**Task instructions:** Only the number is needed: how many lines contain the word "AUROC"?

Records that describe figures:
···

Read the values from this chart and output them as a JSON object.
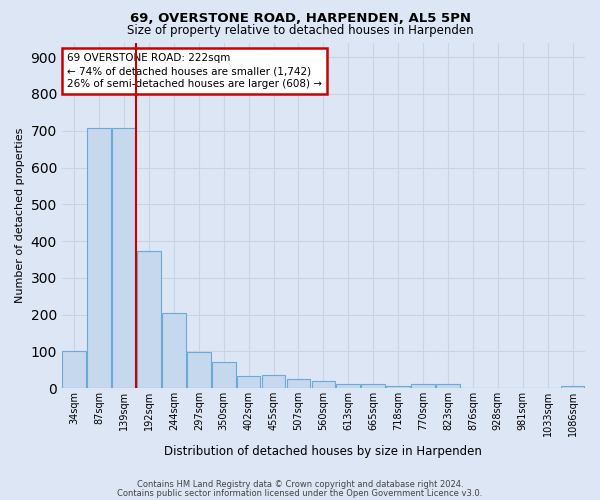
{
  "title1": "69, OVERSTONE ROAD, HARPENDEN, AL5 5PN",
  "title2": "Size of property relative to detached houses in Harpenden",
  "xlabel": "Distribution of detached houses by size in Harpenden",
  "ylabel": "Number of detached properties",
  "categories": [
    "34sqm",
    "87sqm",
    "139sqm",
    "192sqm",
    "244sqm",
    "297sqm",
    "350sqm",
    "402sqm",
    "455sqm",
    "507sqm",
    "560sqm",
    "613sqm",
    "665sqm",
    "718sqm",
    "770sqm",
    "823sqm",
    "876sqm",
    "928sqm",
    "981sqm",
    "1033sqm",
    "1086sqm"
  ],
  "values": [
    100,
    707,
    707,
    373,
    205,
    97,
    72,
    33,
    35,
    25,
    20,
    10,
    10,
    7,
    10,
    10,
    0,
    0,
    0,
    0,
    5
  ],
  "bar_color": "#c5d8ee",
  "bar_edge_color": "#6aaad4",
  "annotation_text": "69 OVERSTONE ROAD: 222sqm\n← 74% of detached houses are smaller (1,742)\n26% of semi-detached houses are larger (608) →",
  "annotation_box_color": "white",
  "annotation_box_edge_color": "#cc0000",
  "property_line_color": "#cc0000",
  "ylim": [
    0,
    940
  ],
  "yticks": [
    0,
    100,
    200,
    300,
    400,
    500,
    600,
    700,
    800,
    900
  ],
  "grid_color": "#c8d4e8",
  "background_color": "#dce6f5",
  "footer1": "Contains HM Land Registry data © Crown copyright and database right 2024.",
  "footer2": "Contains public sector information licensed under the Open Government Licence v3.0."
}
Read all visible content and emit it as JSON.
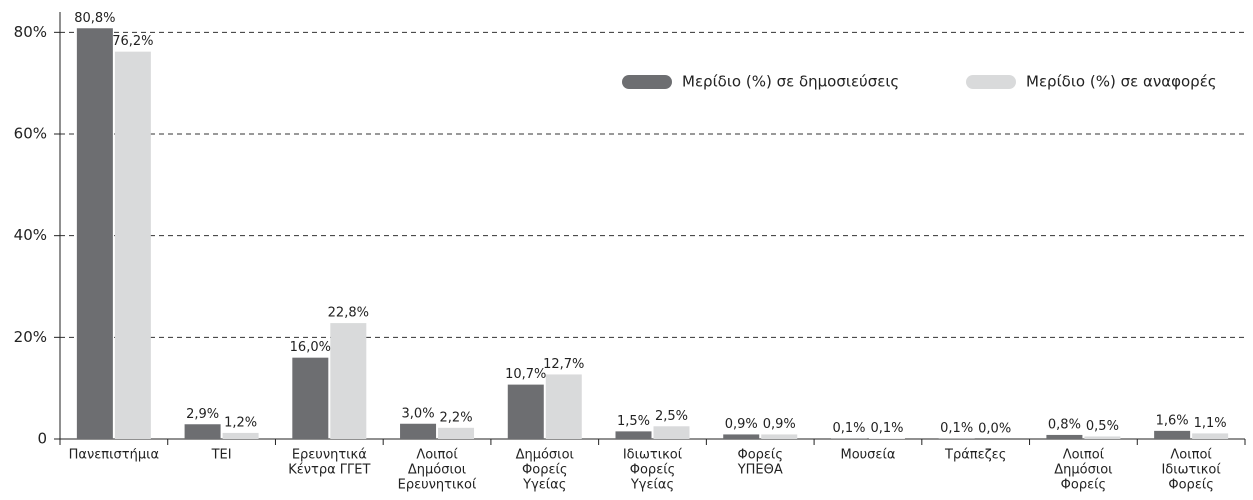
{
  "chart_data": {
    "type": "bar",
    "categories": [
      [
        "Πανεπιστήμια"
      ],
      [
        "ΤΕΙ"
      ],
      [
        "Ερευνητικά",
        "Κέντρα ΓΓΕΤ"
      ],
      [
        "Λοιποί",
        "Δημόσιοι",
        "Ερευνητικοί"
      ],
      [
        "Δημόσιοι",
        "Φορείς",
        "Υγείας"
      ],
      [
        "Ιδιωτικοί",
        "Φορείς",
        "Υγείας"
      ],
      [
        "Φορείς",
        "ΥΠΕΘΑ"
      ],
      [
        "Μουσεία"
      ],
      [
        "Τράπεζες"
      ],
      [
        "Λοιποί",
        "Δημόσιοι",
        "Φορείς"
      ],
      [
        "Λοιποί",
        "Ιδιωτικοί",
        "Φορείς"
      ]
    ],
    "series": [
      {
        "name": "Μερίδιο (%) σε δημοσιεύσεις",
        "color": "#6d6e71",
        "values": [
          80.8,
          2.9,
          16.0,
          3.0,
          10.7,
          1.5,
          0.9,
          0.1,
          0.1,
          0.8,
          1.6
        ],
        "value_labels": [
          "80,8%",
          "2,9%",
          "16,0%",
          "3,0%",
          "10,7%",
          "1,5%",
          "0,9%",
          "0,1%",
          "0,1%",
          "0,8%",
          "1,6%"
        ]
      },
      {
        "name": "Μερίδιο (%) σε αναφορές",
        "color": "#d9dadb",
        "values": [
          76.2,
          1.2,
          22.8,
          2.2,
          12.7,
          2.5,
          0.9,
          0.1,
          0.0,
          0.5,
          1.1
        ],
        "value_labels": [
          "76,2%",
          "1,2%",
          "22,8%",
          "2,2%",
          "12,7%",
          "2,5%",
          "0,9%",
          "0,1%",
          "0,0%",
          "0,5%",
          "1,1%"
        ]
      }
    ],
    "ylim": [
      0,
      84
    ],
    "yticks": [
      0,
      {
        "value": 20,
        "label": "20%"
      },
      {
        "value": 40,
        "label": "40%"
      },
      {
        "value": 60,
        "label": "60%"
      },
      {
        "value": 80,
        "label": "80%"
      }
    ],
    "grid": true,
    "legend": "top-right"
  }
}
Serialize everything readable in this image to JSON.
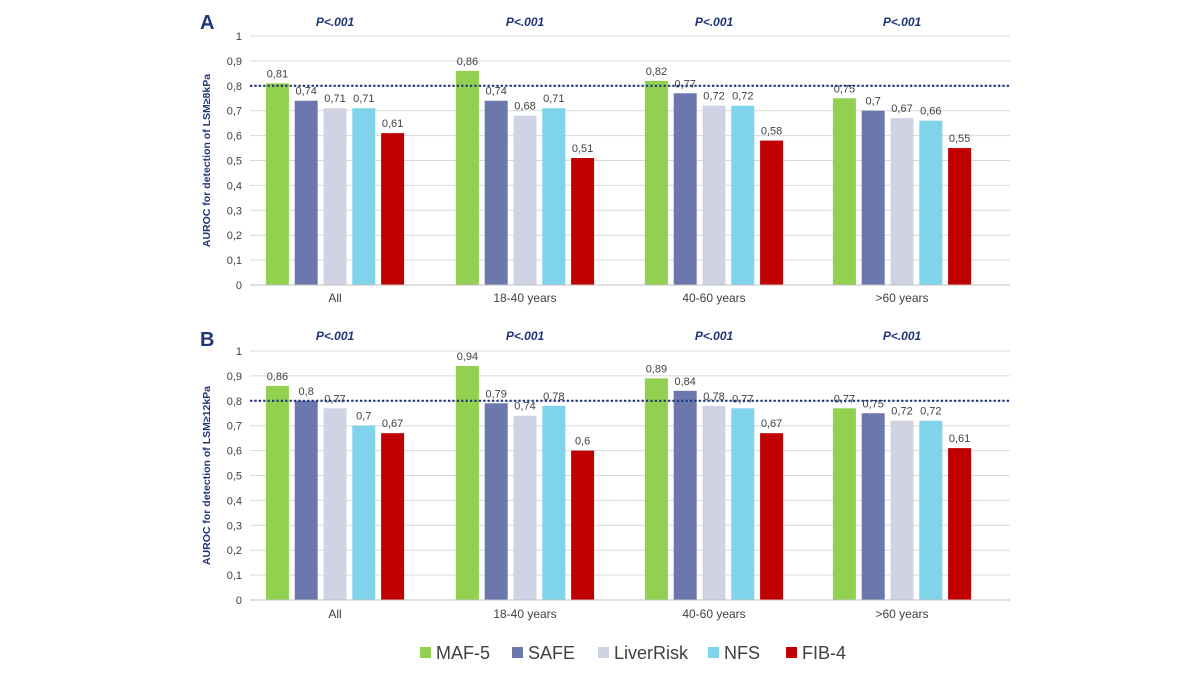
{
  "legend": [
    {
      "name": "MAF-5",
      "color": "#92d050"
    },
    {
      "name": "SAFE",
      "color": "#6b77ad"
    },
    {
      "name": "LiverRisk",
      "color": "#d0d3e4"
    },
    {
      "name": "NFS",
      "color": "#7fd3ea"
    },
    {
      "name": "FIB-4",
      "color": "#c00000"
    }
  ],
  "reference_color": "#1f3579",
  "chart_data": [
    {
      "type": "bar",
      "panel_label": "A",
      "ylabel": "AUROC for detection of LSM≥8kPa",
      "ylim": [
        0,
        1
      ],
      "yticks": [
        "0",
        "0,1",
        "0,2",
        "0,3",
        "0,4",
        "0,5",
        "0,6",
        "0,7",
        "0,8",
        "0,9",
        "1"
      ],
      "reference_line": 0.8,
      "categories": [
        "All",
        "18-40 years",
        "40-60 years",
        ">60 years"
      ],
      "pvalues": [
        "P<.001",
        "P<.001",
        "P<.001",
        "P<.001"
      ],
      "series": [
        {
          "name": "MAF-5",
          "values": [
            0.81,
            0.86,
            0.82,
            0.75
          ],
          "labels": [
            "0,81",
            "0,86",
            "0,82",
            "0,75"
          ]
        },
        {
          "name": "SAFE",
          "values": [
            0.74,
            0.74,
            0.77,
            0.7
          ],
          "labels": [
            "0,74",
            "0,74",
            "0,77",
            "0,7"
          ]
        },
        {
          "name": "LiverRisk",
          "values": [
            0.71,
            0.68,
            0.72,
            0.67
          ],
          "labels": [
            "0,71",
            "0,68",
            "0,72",
            "0,67"
          ]
        },
        {
          "name": "NFS",
          "values": [
            0.71,
            0.71,
            0.72,
            0.66
          ],
          "labels": [
            "0,71",
            "0,71",
            "0,72",
            "0,66"
          ]
        },
        {
          "name": "FIB-4",
          "values": [
            0.61,
            0.51,
            0.58,
            0.55
          ],
          "labels": [
            "0,61",
            "0,51",
            "0,58",
            "0,55"
          ]
        }
      ]
    },
    {
      "type": "bar",
      "panel_label": "B",
      "ylabel": "AUROC for detection of LSM≥12kPa",
      "ylim": [
        0,
        1
      ],
      "yticks": [
        "0",
        "0,1",
        "0,2",
        "0,3",
        "0,4",
        "0,5",
        "0,6",
        "0,7",
        "0,8",
        "0,9",
        "1"
      ],
      "reference_line": 0.8,
      "categories": [
        "All",
        "18-40 years",
        "40-60 years",
        ">60 years"
      ],
      "pvalues": [
        "P<.001",
        "P<.001",
        "P<.001",
        "P<.001"
      ],
      "series": [
        {
          "name": "MAF-5",
          "values": [
            0.86,
            0.94,
            0.89,
            0.77
          ],
          "labels": [
            "0,86",
            "0,94",
            "0,89",
            "0,77"
          ]
        },
        {
          "name": "SAFE",
          "values": [
            0.8,
            0.79,
            0.84,
            0.75
          ],
          "labels": [
            "0,8",
            "0,79",
            "0,84",
            "0,75"
          ]
        },
        {
          "name": "LiverRisk",
          "values": [
            0.77,
            0.74,
            0.78,
            0.72
          ],
          "labels": [
            "0,77",
            "0,74",
            "0,78",
            "0,72"
          ]
        },
        {
          "name": "NFS",
          "values": [
            0.7,
            0.78,
            0.77,
            0.72
          ],
          "labels": [
            "0,7",
            "0,78",
            "0,77",
            "0,72"
          ]
        },
        {
          "name": "FIB-4",
          "values": [
            0.67,
            0.6,
            0.67,
            0.61
          ],
          "labels": [
            "0,67",
            "0,6",
            "0,67",
            "0,61"
          ]
        }
      ]
    }
  ]
}
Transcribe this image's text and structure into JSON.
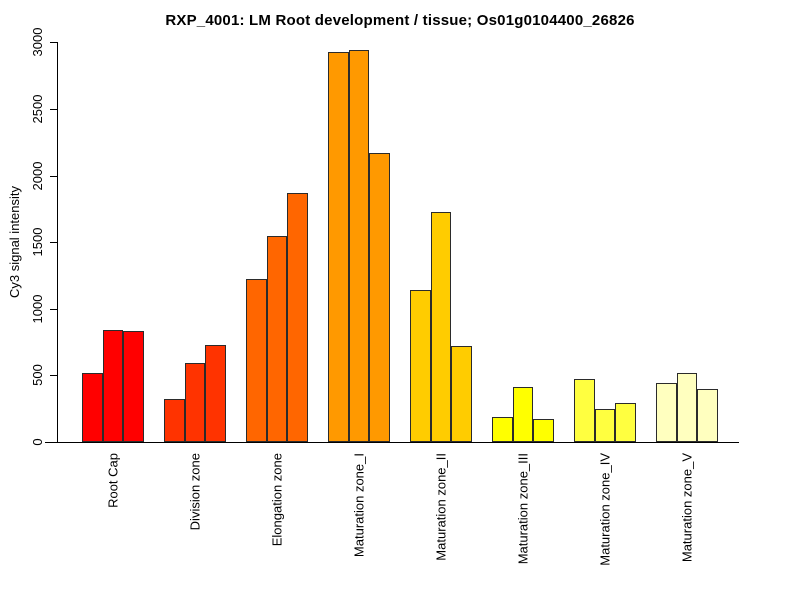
{
  "chart_data": {
    "type": "bar",
    "title": "RXP_4001: LM Root development / tissue; Os01g0104400_26826",
    "xlabel": "",
    "ylabel": "Cy3 signal intensity",
    "ylim": [
      0,
      3000
    ],
    "y_ticks": [
      0,
      500,
      1000,
      1500,
      2000,
      2500,
      3000
    ],
    "grid": false,
    "legend_position": "none",
    "bars_per_category": 3,
    "categories": [
      "Root Cap",
      "Division zone",
      "Elongation zone",
      "Maturation zone_I",
      "Maturation zone_II",
      "Maturation zone_III",
      "Maturation zone_IV",
      "Maturation zone_V"
    ],
    "groups": [
      {
        "label": "Root Cap",
        "color": "#FF0000",
        "values": [
          520,
          840,
          835
        ]
      },
      {
        "label": "Division zone",
        "color": "#FF3300",
        "values": [
          325,
          590,
          730
        ]
      },
      {
        "label": "Elongation zone",
        "color": "#FF6600",
        "values": [
          1225,
          1550,
          1870
        ]
      },
      {
        "label": "Maturation zone_I",
        "color": "#FF9900",
        "values": [
          2925,
          2940,
          2170
        ]
      },
      {
        "label": "Maturation zone_II",
        "color": "#FFCC00",
        "values": [
          1140,
          1730,
          720
        ]
      },
      {
        "label": "Maturation zone_III",
        "color": "#FFFF00",
        "values": [
          185,
          415,
          175
        ]
      },
      {
        "label": "Maturation zone_IV",
        "color": "#FFFF40",
        "values": [
          475,
          245,
          295
        ]
      },
      {
        "label": "Maturation zone_V",
        "color": "#FFFFBF",
        "values": [
          440,
          520,
          395
        ]
      }
    ]
  }
}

···

**Final result:** 2